**Instructions for the task**
Each line that follows should be printed again exactly as it stands.

**Provided data**
%%
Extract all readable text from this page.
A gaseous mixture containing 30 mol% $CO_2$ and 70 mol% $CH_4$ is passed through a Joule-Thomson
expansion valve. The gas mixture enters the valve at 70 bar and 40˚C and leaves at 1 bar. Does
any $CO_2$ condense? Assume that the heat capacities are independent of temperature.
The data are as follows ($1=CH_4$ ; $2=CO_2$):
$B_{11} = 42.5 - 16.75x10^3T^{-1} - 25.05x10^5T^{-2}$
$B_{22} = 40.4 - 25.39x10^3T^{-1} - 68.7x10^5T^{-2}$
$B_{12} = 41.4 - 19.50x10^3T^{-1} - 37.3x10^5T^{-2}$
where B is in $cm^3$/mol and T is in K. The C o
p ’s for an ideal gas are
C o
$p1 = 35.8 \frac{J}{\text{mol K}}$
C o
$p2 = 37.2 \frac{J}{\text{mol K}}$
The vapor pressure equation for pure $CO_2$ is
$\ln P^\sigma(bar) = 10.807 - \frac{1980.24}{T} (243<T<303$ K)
%%
**Output of the exercise**
Extract all readable text from this page.
A gaseous mixture containing 30 mol% $CO_2$ and 70 mol% $CH_4$ is passed through a Joule-Thomson
expansion valve. The gas mixture enters the valve at 70 bar and 40˚C and leaves at 1 bar. Does
any $CO_2$ condense? Assume that the heat capacities are independent of temperature.
The data are as follows ($1=CH_4$ ; $2=CO_2$):
$B_{11} = 42.5 - 16.75x10^3T^{-1} - 25.05x10^5T^{-2}$
$B_{22} = 40.4 - 25.39x10^3T^{-1} - 68.7x10^5T^{-2}$
$B_{12} = 41.4 - 19.50x10^3T^{-1} - 37.3x10^5T^{-2}$
where B is in $cm^3$/mol and T is in K. The C o
p ’s for an ideal gas are
C o
$p1 = 35.8 \frac{J}{\text{mol K}}$
C o
$p2 = 37.2 \frac{J}{\text{mol K}}$
The vapor pressure equation for pure $CO_2$ is
$\ln P^\sigma(bar) = 10.807 - \frac{1980.24}{T} (243<T<303$ K)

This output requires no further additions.